WHAT TO PRODUCE:
Omit the pictures, please, and give each record below again exactly.

ITEMS:
::::

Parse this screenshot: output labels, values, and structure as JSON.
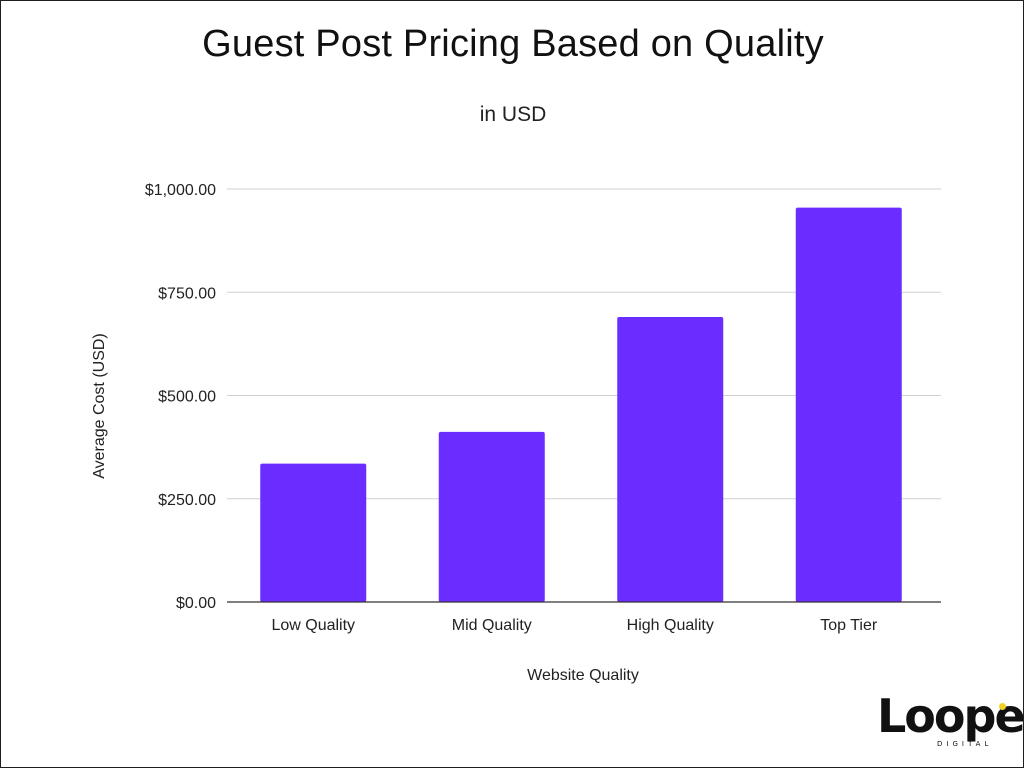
{
  "chart_data": {
    "type": "bar",
    "title": "Guest Post Pricing Based on Quality",
    "subtitle": "in USD",
    "xlabel": "Website Quality",
    "ylabel": "Average Cost (USD)",
    "categories": [
      "Low Quality",
      "Mid Quality",
      "High Quality",
      "Top Tier"
    ],
    "values": [
      335,
      412,
      690,
      955
    ],
    "ylim": [
      0,
      1000
    ],
    "yticks": [
      0,
      250,
      500,
      750,
      1000
    ],
    "ytick_labels": [
      "$0.00",
      "$250.00",
      "$500.00",
      "$750.00",
      "$1,000.00"
    ],
    "grid": true,
    "legend": "none",
    "bar_color": "#6a2cff"
  },
  "branding": {
    "logo_word": "Loopex",
    "logo_sub": "DIGITAL",
    "dot_color": "#f2d024"
  }
}
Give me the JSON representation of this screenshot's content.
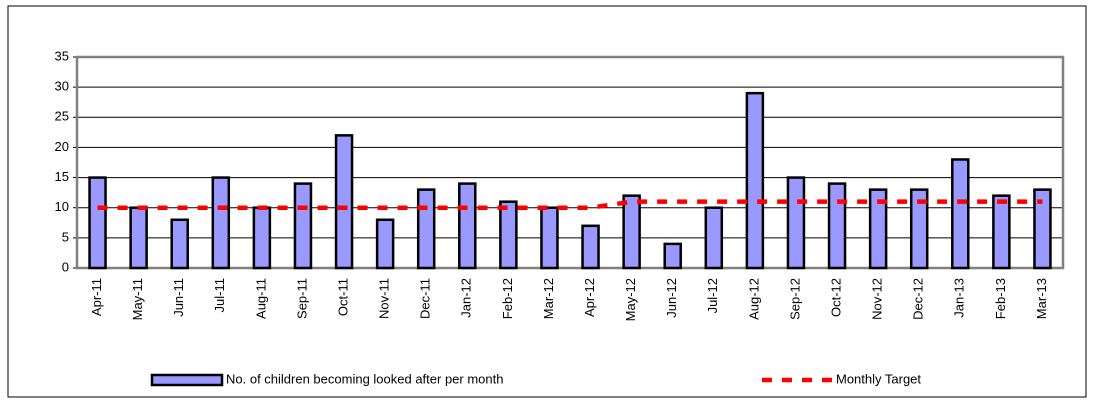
{
  "chart_data": {
    "type": "bar",
    "categories": [
      "Apr-11",
      "May-11",
      "Jun-11",
      "Jul-11",
      "Aug-11",
      "Sep-11",
      "Oct-11",
      "Nov-11",
      "Dec-11",
      "Jan-12",
      "Feb-12",
      "Mar-12",
      "Apr-12",
      "May-12",
      "Jun-12",
      "Jul-12",
      "Aug-12",
      "Sep-12",
      "Oct-12",
      "Nov-12",
      "Dec-12",
      "Jan-13",
      "Feb-13",
      "Mar-13"
    ],
    "series": [
      {
        "name": "No. of children becoming looked after per month",
        "type": "bar",
        "color": "#9999ff",
        "values": [
          15,
          10,
          8,
          15,
          10,
          14,
          22,
          8,
          13,
          14,
          11,
          10,
          7,
          12,
          4,
          10,
          29,
          15,
          14,
          13,
          13,
          18,
          12,
          13
        ]
      },
      {
        "name": "Monthly Target",
        "type": "line",
        "color": "#ff0000",
        "values": [
          10,
          10,
          10,
          10,
          10,
          10,
          10,
          10,
          10,
          10,
          10,
          10,
          10,
          11,
          11,
          11,
          11,
          11,
          11,
          11,
          11,
          11,
          11,
          11
        ]
      }
    ],
    "ylim": [
      0,
      35
    ],
    "yticks": [
      0,
      5,
      10,
      15,
      20,
      25,
      30,
      35
    ],
    "grid": true
  }
}
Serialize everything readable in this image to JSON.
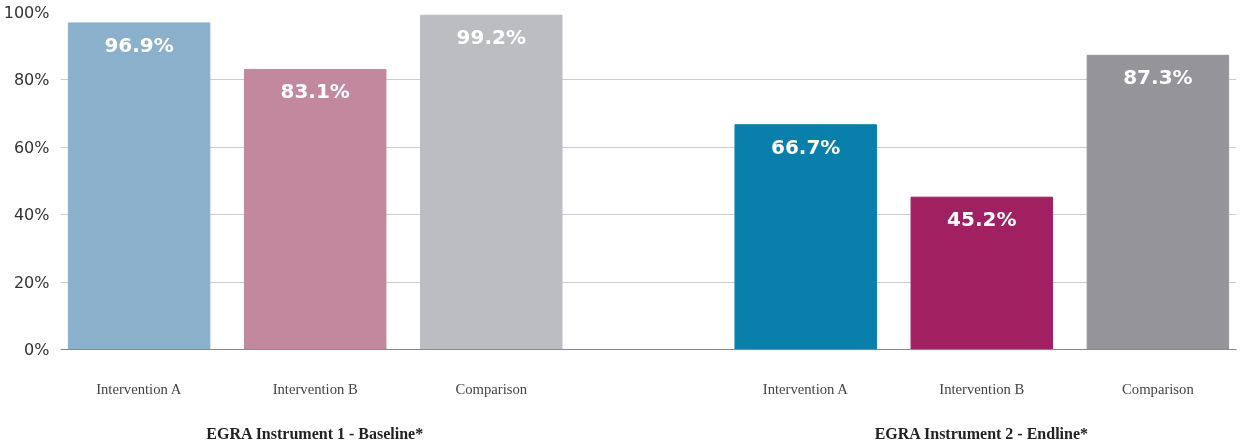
{
  "chart_data": {
    "type": "bar",
    "categories": [
      "EGRA Instrument 1 - Baseline*",
      "EGRA Instrument 2 - Endline*"
    ],
    "series": [
      {
        "name": "Intervention A",
        "colors": [
          "#8ab0cb",
          "#0880ab"
        ],
        "values": [
          96.9,
          66.7
        ],
        "value_labels": [
          "96.9%",
          "66.7%"
        ]
      },
      {
        "name": "Intervention B",
        "colors": [
          "#c2889d",
          "#a02062"
        ],
        "values": [
          83.1,
          45.2
        ],
        "value_labels": [
          "83.1%",
          "45.2%"
        ]
      },
      {
        "name": "Comparison",
        "colors": [
          "#bcbdc1",
          "#959599"
        ],
        "values": [
          99.2,
          87.3
        ],
        "value_labels": [
          "99.2%",
          "87.3%"
        ]
      }
    ],
    "ylim": [
      0,
      100
    ],
    "yticks": [
      {
        "value": 0,
        "label": "0%"
      },
      {
        "value": 20,
        "label": "20%"
      },
      {
        "value": 40,
        "label": "40%"
      },
      {
        "value": 60,
        "label": "60%"
      },
      {
        "value": 80,
        "label": "80%"
      },
      {
        "value": 100,
        "label": "100%"
      }
    ],
    "grid": "y",
    "legend": false
  }
}
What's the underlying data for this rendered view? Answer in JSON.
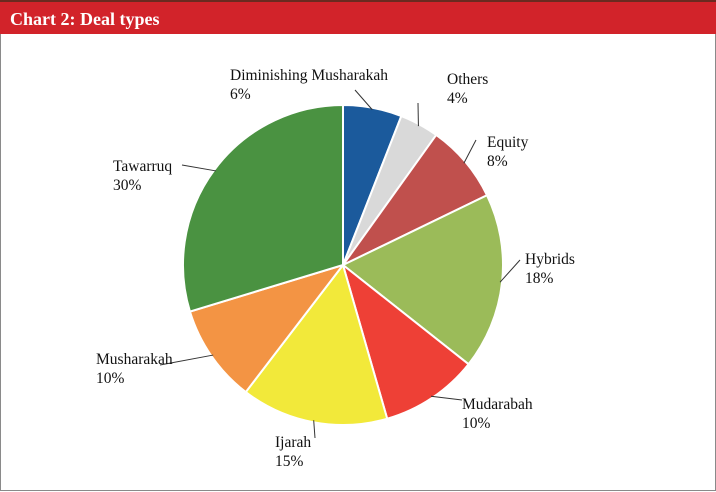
{
  "header": {
    "title": "Chart 2: Deal types"
  },
  "chart_data": {
    "type": "pie",
    "title": "Chart 2: Deal types",
    "slices": [
      {
        "label": "Diminishing Musharakah",
        "value": 6,
        "value_label": "6%",
        "color": "#1b5a9c"
      },
      {
        "label": "Others",
        "value": 4,
        "value_label": "4%",
        "color": "#d9d9d9"
      },
      {
        "label": "Equity",
        "value": 8,
        "value_label": "8%",
        "color": "#c0504d"
      },
      {
        "label": "Hybrids",
        "value": 18,
        "value_label": "18%",
        "color": "#9bbb59"
      },
      {
        "label": "Mudarabah",
        "value": 10,
        "value_label": "10%",
        "color": "#ee4036"
      },
      {
        "label": "Ijarah",
        "value": 15,
        "value_label": "15%",
        "color": "#f2e93a"
      },
      {
        "label": "Musharakah",
        "value": 10,
        "value_label": "10%",
        "color": "#f39444"
      },
      {
        "label": "Tawarruq",
        "value": 30,
        "value_label": "30%",
        "color": "#4a9241"
      }
    ]
  }
}
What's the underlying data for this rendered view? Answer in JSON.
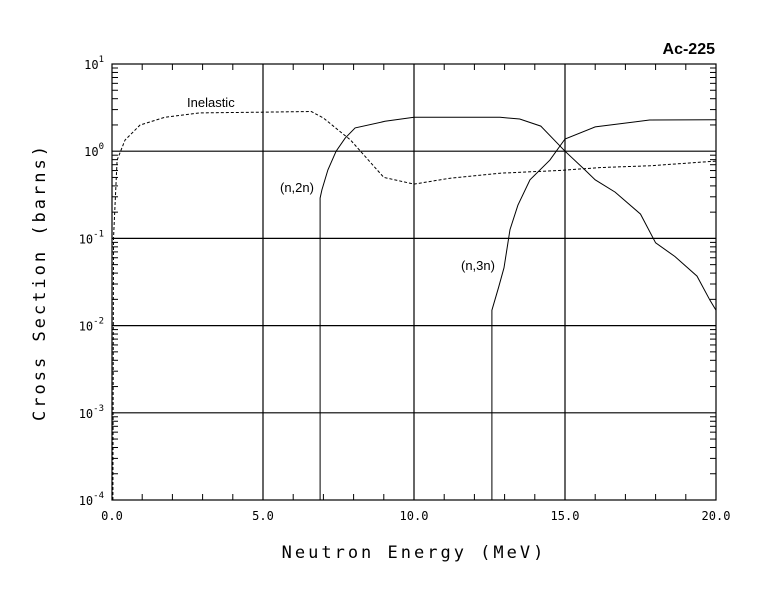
{
  "chart_data": {
    "type": "line",
    "title": "Ac-225",
    "xlabel": "Neutron Energy (MeV)",
    "ylabel": "Cross Section (barns)",
    "xlim": [
      0,
      20
    ],
    "ylim": [
      0.0001,
      10
    ],
    "yscale": "log",
    "grid": true,
    "x_ticks": [
      "0.0",
      "5.0",
      "10.0",
      "15.0",
      "20.0"
    ],
    "x_tick_values": [
      0,
      5,
      10,
      15,
      20
    ],
    "y_ticks": [
      {
        "base": "10",
        "exp": "1",
        "value": 10
      },
      {
        "base": "10",
        "exp": "0",
        "value": 1
      },
      {
        "base": "10",
        "exp": "-1",
        "value": 0.1
      },
      {
        "base": "10",
        "exp": "-2",
        "value": 0.01
      },
      {
        "base": "10",
        "exp": "-3",
        "value": 0.001
      },
      {
        "base": "10",
        "exp": "-4",
        "value": 0.0001
      }
    ],
    "series": [
      {
        "name": "Inelastic",
        "style": "dashed",
        "x": [
          0.03,
          0.05,
          0.17,
          0.43,
          0.93,
          1.75,
          2.9,
          4.9,
          6.6,
          7.0,
          7.9,
          9.0,
          10.0,
          11.2,
          12.85,
          14.8,
          16.2,
          17.8,
          20.0
        ],
        "y": [
          0.0001,
          0.1,
          0.79,
          1.34,
          2.0,
          2.45,
          2.75,
          2.8,
          2.85,
          2.4,
          1.34,
          0.5,
          0.42,
          0.49,
          0.56,
          0.6,
          0.65,
          0.68,
          0.77
        ]
      },
      {
        "name": "(n,2n)",
        "style": "solid",
        "x": [
          6.89,
          6.89,
          6.95,
          7.15,
          7.42,
          7.72,
          8.05,
          9.04,
          10.0,
          12.85,
          13.5,
          14.2,
          15.0,
          15.66,
          16.0,
          16.66,
          17.5,
          18.0,
          18.64,
          19.37,
          19.8,
          20.0
        ],
        "y": [
          0.0001,
          0.29,
          0.36,
          0.61,
          1.0,
          1.41,
          1.85,
          2.2,
          2.45,
          2.45,
          2.34,
          1.94,
          1.0,
          0.61,
          0.47,
          0.34,
          0.19,
          0.089,
          0.062,
          0.037,
          0.0195,
          0.015
        ]
      },
      {
        "name": "(n,3n)",
        "style": "solid",
        "x": [
          12.58,
          12.58,
          12.8,
          12.98,
          13.18,
          13.44,
          13.84,
          14.5,
          15.0,
          16.0,
          17.8,
          20.0
        ],
        "y": [
          0.0001,
          0.015,
          0.0275,
          0.046,
          0.126,
          0.24,
          0.47,
          0.79,
          1.38,
          1.9,
          2.28,
          2.3
        ]
      }
    ],
    "annotations": [
      "Inelastic",
      "(n,2n)",
      "(n,3n)"
    ]
  }
}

::::

RESPONSE:
Parse this screenshot: output labels, values, and structure as JSON.
{
  "chart_data": {
    "type": "bar",
    "title": "Guest Post Pricing Based on Quality",
    "subtitle": "in USD",
    "xlabel": "Website Quality",
    "ylabel": "Average Cost (USD)",
    "categories": [
      "Low Quality",
      "Mid Quality",
      "High Quality",
      "Top Tier"
    ],
    "values": [
      335,
      412,
      690,
      955
    ],
    "ylim": [
      0,
      1000
    ],
    "yticks": [
      0,
      250,
      500,
      750,
      1000
    ],
    "ytick_labels": [
      "$0.00",
      "$250.00",
      "$500.00",
      "$750.00",
      "$1,000.00"
    ],
    "grid": true,
    "legend": "none",
    "bar_color": "#6a2cff"
  },
  "branding": {
    "logo_word": "Loopex",
    "logo_sub": "DIGITAL",
    "dot_color": "#f2d024"
  }
}
Give me the JSON representation of this screenshot's content.
{
  "chart_data": {
    "type": "bar",
    "categories": [
      "Apr-11",
      "May-11",
      "Jun-11",
      "Jul-11",
      "Aug-11",
      "Sep-11",
      "Oct-11",
      "Nov-11",
      "Dec-11",
      "Jan-12",
      "Feb-12",
      "Mar-12",
      "Apr-12",
      "May-12",
      "Jun-12",
      "Jul-12",
      "Aug-12",
      "Sep-12",
      "Oct-12",
      "Nov-12",
      "Dec-12",
      "Jan-13",
      "Feb-13",
      "Mar-13"
    ],
    "series": [
      {
        "name": "No. of children becoming looked after per month",
        "type": "bar",
        "color": "#9999ff",
        "values": [
          15,
          10,
          8,
          15,
          10,
          14,
          22,
          8,
          13,
          14,
          11,
          10,
          7,
          12,
          4,
          10,
          29,
          15,
          14,
          13,
          13,
          18,
          12,
          13
        ]
      },
      {
        "name": "Monthly Target",
        "type": "line",
        "color": "#ff0000",
        "values": [
          10,
          10,
          10,
          10,
          10,
          10,
          10,
          10,
          10,
          10,
          10,
          10,
          10,
          11,
          11,
          11,
          11,
          11,
          11,
          11,
          11,
          11,
          11,
          11
        ]
      }
    ],
    "ylim": [
      0,
      35
    ],
    "yticks": [
      0,
      5,
      10,
      15,
      20,
      25,
      30,
      35
    ],
    "grid": true
  }
}
Serialize everything readable in this image to JSON.
{
  "chart_data": {
    "type": "bar",
    "categories": [
      "EGRA Instrument 1 - Baseline*",
      "EGRA Instrument 2 - Endline*"
    ],
    "series": [
      {
        "name": "Intervention A",
        "colors": [
          "#8ab0cb",
          "#0880ab"
        ],
        "values": [
          96.9,
          66.7
        ],
        "value_labels": [
          "96.9%",
          "66.7%"
        ]
      },
      {
        "name": "Intervention B",
        "colors": [
          "#c2889d",
          "#a02062"
        ],
        "values": [
          83.1,
          45.2
        ],
        "value_labels": [
          "83.1%",
          "45.2%"
        ]
      },
      {
        "name": "Comparison",
        "colors": [
          "#bcbdc1",
          "#959599"
        ],
        "values": [
          99.2,
          87.3
        ],
        "value_labels": [
          "99.2%",
          "87.3%"
        ]
      }
    ],
    "ylim": [
      0,
      100
    ],
    "yticks": [
      {
        "value": 0,
        "label": "0%"
      },
      {
        "value": 20,
        "label": "20%"
      },
      {
        "value": 40,
        "label": "40%"
      },
      {
        "value": 60,
        "label": "60%"
      },
      {
        "value": 80,
        "label": "80%"
      },
      {
        "value": 100,
        "label": "100%"
      }
    ],
    "grid": "y",
    "legend": false
  }
}
What's the underlying data for this rendered view? Answer in JSON.
{
  "header": {
    "title": "Chart 2: Deal types"
  },
  "chart_data": {
    "type": "pie",
    "title": "Chart 2: Deal types",
    "slices": [
      {
        "label": "Diminishing Musharakah",
        "value": 6,
        "value_label": "6%",
        "color": "#1b5a9c"
      },
      {
        "label": "Others",
        "value": 4,
        "value_label": "4%",
        "color": "#d9d9d9"
      },
      {
        "label": "Equity",
        "value": 8,
        "value_label": "8%",
        "color": "#c0504d"
      },
      {
        "label": "Hybrids",
        "value": 18,
        "value_label": "18%",
        "color": "#9bbb59"
      },
      {
        "label": "Mudarabah",
        "value": 10,
        "value_label": "10%",
        "color": "#ee4036"
      },
      {
        "label": "Ijarah",
        "value": 15,
        "value_label": "15%",
        "color": "#f2e93a"
      },
      {
        "label": "Musharakah",
        "value": 10,
        "value_label": "10%",
        "color": "#f39444"
      },
      {
        "label": "Tawarruq",
        "value": 30,
        "value_label": "30%",
        "color": "#4a9241"
      }
    ]
  }
}
What's the underlying data for this rendered view? Answer in JSON.
{
  "chart_data": {
    "type": "line",
    "title": "Ac-225",
    "xlabel": "Neutron Energy (MeV)",
    "ylabel": "Cross Section (barns)",
    "xlim": [
      0,
      20
    ],
    "ylim": [
      0.0001,
      10
    ],
    "yscale": "log",
    "grid": true,
    "x_ticks": [
      "0.0",
      "5.0",
      "10.0",
      "15.0",
      "20.0"
    ],
    "x_tick_values": [
      0,
      5,
      10,
      15,
      20
    ],
    "y_ticks": [
      {
        "base": "10",
        "exp": "1",
        "value": 10
      },
      {
        "base": "10",
        "exp": "0",
        "value": 1
      },
      {
        "base": "10",
        "exp": "-1",
        "value": 0.1
      },
      {
        "base": "10",
        "exp": "-2",
        "value": 0.01
      },
      {
        "base": "10",
        "exp": "-3",
        "value": 0.001
      },
      {
        "base": "10",
        "exp": "-4",
        "value": 0.0001
      }
    ],
    "series": [
      {
        "name": "Inelastic",
        "style": "dashed",
        "x": [
          0.03,
          0.05,
          0.17,
          0.43,
          0.93,
          1.75,
          2.9,
          4.9,
          6.6,
          7.0,
          7.9,
          9.0,
          10.0,
          11.2,
          12.85,
          14.8,
          16.2,
          17.8,
          20.0
        ],
        "y": [
          0.0001,
          0.1,
          0.79,
          1.34,
          2.0,
          2.45,
          2.75,
          2.8,
          2.85,
          2.4,
          1.34,
          0.5,
          0.42,
          0.49,
          0.56,
          0.6,
          0.65,
          0.68,
          0.77
        ]
      },
      {
        "name": "(n,2n)",
        "style": "solid",
        "x": [
          6.89,
          6.89,
          6.95,
          7.15,
          7.42,
          7.72,
          8.05,
          9.04,
          10.0,
          12.85,
          13.5,
          14.2,
          15.0,
          15.66,
          16.0,
          16.66,
          17.5,
          18.0,
          18.64,
          19.37,
          19.8,
          20.0
        ],
        "y": [
          0.0001,
          0.29,
          0.36,
          0.61,
          1.0,
          1.41,
          1.85,
          2.2,
          2.45,
          2.45,
          2.34,
          1.94,
          1.0,
          0.61,
          0.47,
          0.34,
          0.19,
          0.089,
          0.062,
          0.037,
          0.0195,
          0.015
        ]
      },
      {
        "name": "(n,3n)",
        "style": "solid",
        "x": [
          12.58,
          12.58,
          12.8,
          12.98,
          13.18,
          13.44,
          13.84,
          14.5,
          15.0,
          16.0,
          17.8,
          20.0
        ],
        "y": [
          0.0001,
          0.015,
          0.0275,
          0.046,
          0.126,
          0.24,
          0.47,
          0.79,
          1.38,
          1.9,
          2.28,
          2.3
        ]
      }
    ],
    "annotations": [
      "Inelastic",
      "(n,2n)",
      "(n,3n)"
    ]
  }
}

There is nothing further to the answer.